§ **Task details**: Here are some records; return them all exactly.

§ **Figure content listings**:

** Begin **

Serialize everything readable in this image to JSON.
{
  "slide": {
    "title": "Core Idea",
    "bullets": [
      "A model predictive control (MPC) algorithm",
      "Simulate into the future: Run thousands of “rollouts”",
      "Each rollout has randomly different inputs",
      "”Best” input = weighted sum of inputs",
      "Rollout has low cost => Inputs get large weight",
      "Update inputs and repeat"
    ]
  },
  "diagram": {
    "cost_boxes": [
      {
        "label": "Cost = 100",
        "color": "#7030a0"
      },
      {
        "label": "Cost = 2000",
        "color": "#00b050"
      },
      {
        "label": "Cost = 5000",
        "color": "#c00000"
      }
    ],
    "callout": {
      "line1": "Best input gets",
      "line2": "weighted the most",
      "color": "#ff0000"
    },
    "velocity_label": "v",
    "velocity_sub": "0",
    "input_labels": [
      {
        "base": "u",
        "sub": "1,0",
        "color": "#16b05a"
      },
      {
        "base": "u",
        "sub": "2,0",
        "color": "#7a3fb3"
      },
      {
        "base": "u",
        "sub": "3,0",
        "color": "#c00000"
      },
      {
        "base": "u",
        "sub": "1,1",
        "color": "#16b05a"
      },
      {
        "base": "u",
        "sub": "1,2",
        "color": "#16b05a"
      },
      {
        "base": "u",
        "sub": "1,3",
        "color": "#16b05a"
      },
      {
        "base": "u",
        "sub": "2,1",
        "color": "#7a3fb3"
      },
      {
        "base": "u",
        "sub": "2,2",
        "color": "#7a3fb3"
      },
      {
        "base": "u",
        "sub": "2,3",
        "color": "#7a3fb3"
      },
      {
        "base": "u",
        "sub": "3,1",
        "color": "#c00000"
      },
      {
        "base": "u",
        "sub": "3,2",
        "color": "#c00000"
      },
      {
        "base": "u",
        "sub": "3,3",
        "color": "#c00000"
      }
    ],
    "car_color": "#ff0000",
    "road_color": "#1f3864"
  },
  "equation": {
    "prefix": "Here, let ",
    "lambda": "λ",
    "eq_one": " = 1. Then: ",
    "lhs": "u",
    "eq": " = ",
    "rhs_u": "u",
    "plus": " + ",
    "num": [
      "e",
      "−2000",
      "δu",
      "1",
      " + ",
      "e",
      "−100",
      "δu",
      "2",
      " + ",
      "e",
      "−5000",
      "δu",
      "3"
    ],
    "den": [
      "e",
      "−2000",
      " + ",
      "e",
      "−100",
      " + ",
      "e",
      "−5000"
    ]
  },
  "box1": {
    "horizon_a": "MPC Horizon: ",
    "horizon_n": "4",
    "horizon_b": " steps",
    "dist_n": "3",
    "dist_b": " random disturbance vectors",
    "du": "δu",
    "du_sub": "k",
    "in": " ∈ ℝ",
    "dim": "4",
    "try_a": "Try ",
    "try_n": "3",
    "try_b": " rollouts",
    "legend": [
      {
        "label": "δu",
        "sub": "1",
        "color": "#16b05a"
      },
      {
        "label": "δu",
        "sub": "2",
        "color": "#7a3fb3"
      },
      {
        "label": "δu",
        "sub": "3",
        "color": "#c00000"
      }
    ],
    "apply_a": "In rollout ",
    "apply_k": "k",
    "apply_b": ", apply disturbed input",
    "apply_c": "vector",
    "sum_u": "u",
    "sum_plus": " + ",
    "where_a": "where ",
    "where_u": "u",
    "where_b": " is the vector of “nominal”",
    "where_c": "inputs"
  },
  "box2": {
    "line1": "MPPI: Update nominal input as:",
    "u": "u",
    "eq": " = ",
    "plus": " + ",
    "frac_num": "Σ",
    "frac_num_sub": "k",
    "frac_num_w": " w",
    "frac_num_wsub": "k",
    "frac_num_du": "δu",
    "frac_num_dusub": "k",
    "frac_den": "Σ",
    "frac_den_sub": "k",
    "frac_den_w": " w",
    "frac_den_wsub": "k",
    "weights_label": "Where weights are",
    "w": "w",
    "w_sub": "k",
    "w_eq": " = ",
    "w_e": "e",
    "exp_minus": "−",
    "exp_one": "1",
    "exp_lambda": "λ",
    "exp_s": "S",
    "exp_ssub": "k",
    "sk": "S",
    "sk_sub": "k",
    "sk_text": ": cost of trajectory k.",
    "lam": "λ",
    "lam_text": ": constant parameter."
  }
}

** End **

§ **Output for this task**:
Serialize everything readable in this image to JSON.
{
  "slide": {
    "title": "Core Idea",
    "bullets": [
      "A model predictive control (MPC) algorithm",
      "Simulate into the future: Run thousands of “rollouts”",
      "Each rollout has randomly different inputs",
      "”Best” input = weighted sum of inputs",
      "Rollout has low cost => Inputs get large weight",
      "Update inputs and repeat"
    ]
  },
  "diagram": {
    "cost_boxes": [
      {
        "label": "Cost = 100",
        "color": "#7030a0"
      },
      {
        "label": "Cost = 2000",
        "color": "#00b050"
      },
      {
        "label": "Cost = 5000",
        "color": "#c00000"
      }
    ],
    "callout": {
      "line1": "Best input gets",
      "line2": "weighted the most",
      "color": "#ff0000"
    },
    "velocity_label": "v",
    "velocity_sub": "0",
    "input_labels": [
      {
        "base": "u",
        "sub": "1,0",
        "color": "#16b05a"
      },
      {
        "base": "u",
        "sub": "2,0",
        "color": "#7a3fb3"
      },
      {
        "base": "u",
        "sub": "3,0",
        "color": "#c00000"
      },
      {
        "base": "u",
        "sub": "1,1",
        "color": "#16b05a"
      },
      {
        "base": "u",
        "sub": "1,2",
        "color": "#16b05a"
      },
      {
        "base": "u",
        "sub": "1,3",
        "color": "#16b05a"
      },
      {
        "base": "u",
        "sub": "2,1",
        "color": "#7a3fb3"
      },
      {
        "base": "u",
        "sub": "2,2",
        "color": "#7a3fb3"
      },
      {
        "base": "u",
        "sub": "2,3",
        "color": "#7a3fb3"
      },
      {
        "base": "u",
        "sub": "3,1",
        "color": "#c00000"
      },
      {
        "base": "u",
        "sub": "3,2",
        "color": "#c00000"
      },
      {
        "base": "u",
        "sub": "3,3",
        "color": "#c00000"
      }
    ],
    "car_color": "#ff0000",
    "road_color": "#1f3864"
  },
  "equation": {
    "prefix": "Here, let ",
    "lambda": "λ",
    "eq_one": " = 1. Then: ",
    "lhs": "u",
    "eq": " = ",
    "rhs_u": "u",
    "plus": " + ",
    "num": [
      "e",
      "−2000",
      "δu",
      "1",
      " + ",
      "e",
      "−100",
      "δu",
      "2",
      " + ",
      "e",
      "−5000",
      "δu",
      "3"
    ],
    "den": [
      "e",
      "−2000",
      " + ",
      "e",
      "−100",
      " + ",
      "e",
      "−5000"
    ]
  },
  "box1": {
    "horizon_a": "MPC Horizon: ",
    "horizon_n": "4",
    "horizon_b": " steps",
    "dist_n": "3",
    "dist_b": " random disturbance vectors",
    "du": "δu",
    "du_sub": "k",
    "in": " ∈ ℝ",
    "dim": "4",
    "try_a": "Try ",
    "try_n": "3",
    "try_b": " rollouts",
    "legend": [
      {
        "label": "δu",
        "sub": "1",
        "color": "#16b05a"
      },
      {
        "label": "δu",
        "sub": "2",
        "color": "#7a3fb3"
      },
      {
        "label": "δu",
        "sub": "3",
        "color": "#c00000"
      }
    ],
    "apply_a": "In rollout ",
    "apply_k": "k",
    "apply_b": ", apply disturbed input",
    "apply_c": "vector",
    "sum_u": "u",
    "sum_plus": " + ",
    "where_a": "where ",
    "where_u": "u",
    "where_b": " is the vector of “nominal”",
    "where_c": "inputs"
  },
  "box2": {
    "line1": "MPPI: Update nominal input as:",
    "u": "u",
    "eq": " = ",
    "plus": " + ",
    "frac_num": "Σ",
    "frac_num_sub": "k",
    "frac_num_w": " w",
    "frac_num_wsub": "k",
    "frac_num_du": "δu",
    "frac_num_dusub": "k",
    "frac_den": "Σ",
    "frac_den_sub": "k",
    "frac_den_w": " w",
    "frac_den_wsub": "k",
    "weights_label": "Where weights are",
    "w": "w",
    "w_sub": "k",
    "w_eq": " = ",
    "w_e": "e",
    "exp_minus": "−",
    "exp_one": "1",
    "exp_lambda": "λ",
    "exp_s": "S",
    "exp_ssub": "k",
    "sk": "S",
    "sk_sub": "k",
    "sk_text": ": cost of trajectory k.",
    "lam": "λ",
    "lam_text": ": constant parameter."
  }
}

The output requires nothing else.